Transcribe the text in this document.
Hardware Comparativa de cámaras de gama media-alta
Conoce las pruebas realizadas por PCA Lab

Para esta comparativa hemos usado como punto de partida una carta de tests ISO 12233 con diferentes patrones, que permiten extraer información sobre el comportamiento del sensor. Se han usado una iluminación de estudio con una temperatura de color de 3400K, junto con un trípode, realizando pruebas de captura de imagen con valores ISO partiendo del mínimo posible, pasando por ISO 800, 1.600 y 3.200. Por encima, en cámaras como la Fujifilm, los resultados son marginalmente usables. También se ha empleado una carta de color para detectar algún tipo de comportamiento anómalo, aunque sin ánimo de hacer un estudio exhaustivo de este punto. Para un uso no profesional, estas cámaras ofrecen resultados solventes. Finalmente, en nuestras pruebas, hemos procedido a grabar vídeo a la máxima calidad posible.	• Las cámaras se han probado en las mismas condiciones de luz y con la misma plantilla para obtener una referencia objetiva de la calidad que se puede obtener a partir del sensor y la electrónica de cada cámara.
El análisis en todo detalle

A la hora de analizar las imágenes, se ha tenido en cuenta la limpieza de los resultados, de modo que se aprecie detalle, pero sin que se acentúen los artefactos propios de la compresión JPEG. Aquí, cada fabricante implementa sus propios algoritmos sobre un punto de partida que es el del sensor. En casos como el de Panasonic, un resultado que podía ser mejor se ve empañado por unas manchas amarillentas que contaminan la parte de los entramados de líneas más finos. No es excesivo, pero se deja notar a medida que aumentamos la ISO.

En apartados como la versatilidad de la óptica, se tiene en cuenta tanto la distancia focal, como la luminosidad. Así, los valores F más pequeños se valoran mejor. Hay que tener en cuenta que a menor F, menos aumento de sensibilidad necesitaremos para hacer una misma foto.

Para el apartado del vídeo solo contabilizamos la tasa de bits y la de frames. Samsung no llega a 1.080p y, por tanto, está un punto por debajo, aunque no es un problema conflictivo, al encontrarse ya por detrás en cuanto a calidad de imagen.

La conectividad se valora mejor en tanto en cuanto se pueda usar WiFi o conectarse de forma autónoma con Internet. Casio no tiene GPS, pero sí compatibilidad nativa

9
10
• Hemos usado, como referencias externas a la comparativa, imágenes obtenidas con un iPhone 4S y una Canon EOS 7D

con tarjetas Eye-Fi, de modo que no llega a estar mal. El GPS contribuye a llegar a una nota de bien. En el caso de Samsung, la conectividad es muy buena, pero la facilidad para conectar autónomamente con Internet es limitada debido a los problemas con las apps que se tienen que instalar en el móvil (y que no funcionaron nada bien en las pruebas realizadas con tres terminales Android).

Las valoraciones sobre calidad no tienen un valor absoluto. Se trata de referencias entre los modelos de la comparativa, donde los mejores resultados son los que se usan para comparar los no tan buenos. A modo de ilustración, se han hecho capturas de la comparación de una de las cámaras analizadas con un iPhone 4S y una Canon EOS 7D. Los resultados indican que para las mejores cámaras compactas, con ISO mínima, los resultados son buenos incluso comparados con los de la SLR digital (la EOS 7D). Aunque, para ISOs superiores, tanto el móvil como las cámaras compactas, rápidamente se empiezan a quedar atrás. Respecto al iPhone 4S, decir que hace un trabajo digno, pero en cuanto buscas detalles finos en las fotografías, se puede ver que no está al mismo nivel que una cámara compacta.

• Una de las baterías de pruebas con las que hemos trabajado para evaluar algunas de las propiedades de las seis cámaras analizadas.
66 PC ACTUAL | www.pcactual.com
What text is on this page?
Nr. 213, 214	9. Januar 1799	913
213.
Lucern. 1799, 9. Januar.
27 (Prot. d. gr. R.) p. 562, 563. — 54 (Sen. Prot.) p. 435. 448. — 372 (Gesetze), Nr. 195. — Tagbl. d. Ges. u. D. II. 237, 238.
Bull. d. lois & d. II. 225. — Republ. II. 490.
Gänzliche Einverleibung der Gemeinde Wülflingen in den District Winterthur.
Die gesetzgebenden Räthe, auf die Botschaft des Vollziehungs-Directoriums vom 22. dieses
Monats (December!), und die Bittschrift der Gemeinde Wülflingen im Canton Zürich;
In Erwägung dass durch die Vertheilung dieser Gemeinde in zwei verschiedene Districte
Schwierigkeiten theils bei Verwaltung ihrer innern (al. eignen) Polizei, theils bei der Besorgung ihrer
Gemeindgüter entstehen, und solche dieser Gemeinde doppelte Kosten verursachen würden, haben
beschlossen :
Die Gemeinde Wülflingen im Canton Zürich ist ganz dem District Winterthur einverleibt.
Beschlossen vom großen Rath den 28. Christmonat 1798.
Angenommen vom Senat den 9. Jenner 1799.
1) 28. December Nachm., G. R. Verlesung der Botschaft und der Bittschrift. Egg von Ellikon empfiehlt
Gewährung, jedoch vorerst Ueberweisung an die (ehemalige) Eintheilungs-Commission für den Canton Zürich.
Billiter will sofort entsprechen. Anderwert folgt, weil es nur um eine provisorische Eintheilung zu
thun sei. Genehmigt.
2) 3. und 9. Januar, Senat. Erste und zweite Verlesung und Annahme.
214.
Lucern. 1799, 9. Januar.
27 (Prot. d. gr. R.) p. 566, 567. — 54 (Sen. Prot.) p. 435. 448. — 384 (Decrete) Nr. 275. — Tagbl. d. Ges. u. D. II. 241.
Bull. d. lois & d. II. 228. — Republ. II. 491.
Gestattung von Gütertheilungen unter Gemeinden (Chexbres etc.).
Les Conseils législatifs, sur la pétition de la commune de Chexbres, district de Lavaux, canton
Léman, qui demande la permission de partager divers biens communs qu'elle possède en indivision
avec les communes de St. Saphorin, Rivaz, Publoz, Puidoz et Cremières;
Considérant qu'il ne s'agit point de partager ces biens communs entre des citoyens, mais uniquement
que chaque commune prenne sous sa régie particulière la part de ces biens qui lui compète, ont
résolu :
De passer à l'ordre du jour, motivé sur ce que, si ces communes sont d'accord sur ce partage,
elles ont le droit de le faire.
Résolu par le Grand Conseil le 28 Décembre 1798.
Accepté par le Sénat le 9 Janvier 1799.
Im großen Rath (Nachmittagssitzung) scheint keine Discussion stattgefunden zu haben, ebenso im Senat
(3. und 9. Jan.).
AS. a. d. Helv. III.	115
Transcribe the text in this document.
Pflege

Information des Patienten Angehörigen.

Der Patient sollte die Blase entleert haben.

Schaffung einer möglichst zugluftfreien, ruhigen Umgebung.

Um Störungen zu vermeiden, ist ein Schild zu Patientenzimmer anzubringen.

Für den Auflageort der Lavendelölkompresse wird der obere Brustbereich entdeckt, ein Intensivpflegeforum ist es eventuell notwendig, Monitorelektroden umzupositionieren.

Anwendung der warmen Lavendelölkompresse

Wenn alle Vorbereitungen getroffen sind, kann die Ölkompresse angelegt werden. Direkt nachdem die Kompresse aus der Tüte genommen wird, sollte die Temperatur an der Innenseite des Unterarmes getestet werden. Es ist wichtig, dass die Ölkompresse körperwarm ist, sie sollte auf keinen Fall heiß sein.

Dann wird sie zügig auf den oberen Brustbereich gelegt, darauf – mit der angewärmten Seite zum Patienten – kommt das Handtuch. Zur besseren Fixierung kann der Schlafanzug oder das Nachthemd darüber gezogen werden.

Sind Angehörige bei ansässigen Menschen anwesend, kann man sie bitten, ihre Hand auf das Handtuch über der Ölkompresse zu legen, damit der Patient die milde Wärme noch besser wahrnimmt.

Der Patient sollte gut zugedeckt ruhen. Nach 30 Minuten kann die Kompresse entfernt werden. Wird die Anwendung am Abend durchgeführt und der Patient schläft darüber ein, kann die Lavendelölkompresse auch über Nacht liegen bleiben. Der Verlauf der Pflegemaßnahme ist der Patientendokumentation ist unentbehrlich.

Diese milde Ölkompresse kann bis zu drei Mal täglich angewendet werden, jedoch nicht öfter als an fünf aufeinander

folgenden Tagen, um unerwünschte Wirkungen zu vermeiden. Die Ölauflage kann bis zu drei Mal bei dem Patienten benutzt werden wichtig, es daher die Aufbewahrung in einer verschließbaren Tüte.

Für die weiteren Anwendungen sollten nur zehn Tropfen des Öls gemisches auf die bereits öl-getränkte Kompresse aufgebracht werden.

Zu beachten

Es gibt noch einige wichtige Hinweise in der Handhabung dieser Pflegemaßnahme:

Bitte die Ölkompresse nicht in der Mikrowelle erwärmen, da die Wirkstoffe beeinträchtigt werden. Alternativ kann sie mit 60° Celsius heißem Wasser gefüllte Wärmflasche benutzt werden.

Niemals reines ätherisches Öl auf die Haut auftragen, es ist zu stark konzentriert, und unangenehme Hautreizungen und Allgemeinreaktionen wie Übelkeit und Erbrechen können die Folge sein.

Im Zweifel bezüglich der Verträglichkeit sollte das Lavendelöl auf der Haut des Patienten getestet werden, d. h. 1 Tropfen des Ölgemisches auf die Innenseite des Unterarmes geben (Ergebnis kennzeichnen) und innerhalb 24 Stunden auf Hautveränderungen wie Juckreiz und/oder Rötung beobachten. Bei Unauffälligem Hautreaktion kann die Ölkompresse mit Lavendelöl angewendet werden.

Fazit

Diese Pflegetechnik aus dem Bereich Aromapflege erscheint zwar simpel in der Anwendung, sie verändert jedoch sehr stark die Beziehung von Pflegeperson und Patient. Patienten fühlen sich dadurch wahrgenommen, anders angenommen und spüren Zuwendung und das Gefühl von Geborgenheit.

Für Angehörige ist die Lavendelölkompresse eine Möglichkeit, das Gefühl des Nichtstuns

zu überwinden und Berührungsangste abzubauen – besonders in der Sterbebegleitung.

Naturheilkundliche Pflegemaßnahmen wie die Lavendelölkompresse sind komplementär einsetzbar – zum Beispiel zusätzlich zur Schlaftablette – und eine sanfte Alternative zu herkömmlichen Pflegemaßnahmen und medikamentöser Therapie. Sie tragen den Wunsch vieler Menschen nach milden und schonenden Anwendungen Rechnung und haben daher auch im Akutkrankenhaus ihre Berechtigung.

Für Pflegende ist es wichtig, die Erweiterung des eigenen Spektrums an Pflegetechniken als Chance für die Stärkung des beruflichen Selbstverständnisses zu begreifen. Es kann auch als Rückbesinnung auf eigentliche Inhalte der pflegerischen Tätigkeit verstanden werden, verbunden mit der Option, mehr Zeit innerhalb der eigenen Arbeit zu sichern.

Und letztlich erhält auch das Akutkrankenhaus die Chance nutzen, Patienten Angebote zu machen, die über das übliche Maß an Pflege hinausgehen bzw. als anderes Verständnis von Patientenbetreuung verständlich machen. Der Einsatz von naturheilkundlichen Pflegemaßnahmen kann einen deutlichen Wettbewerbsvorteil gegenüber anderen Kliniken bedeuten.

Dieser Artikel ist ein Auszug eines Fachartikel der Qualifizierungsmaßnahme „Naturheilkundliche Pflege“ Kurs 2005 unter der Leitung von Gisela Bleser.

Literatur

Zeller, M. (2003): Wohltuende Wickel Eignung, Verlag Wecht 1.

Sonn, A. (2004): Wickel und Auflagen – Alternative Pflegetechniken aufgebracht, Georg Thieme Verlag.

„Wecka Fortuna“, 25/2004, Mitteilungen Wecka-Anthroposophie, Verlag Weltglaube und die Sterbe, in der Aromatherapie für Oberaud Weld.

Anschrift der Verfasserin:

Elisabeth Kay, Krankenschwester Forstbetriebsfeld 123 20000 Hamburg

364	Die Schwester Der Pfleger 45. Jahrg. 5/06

→ AIM OF THE EXERCISE: Among the lines above, which ones include the word "Botschaft"? Copy them.

→ YOUR RESPONSE:
Die gesetzgebenden Räthe, auf die Botschaft des Vollziehungs-Directoriums vom 22. dieses
1) 28. December Nachm., G. R. Verlesung der Botschaft und der Bittschrift. Egg von Ellikon empfiehlt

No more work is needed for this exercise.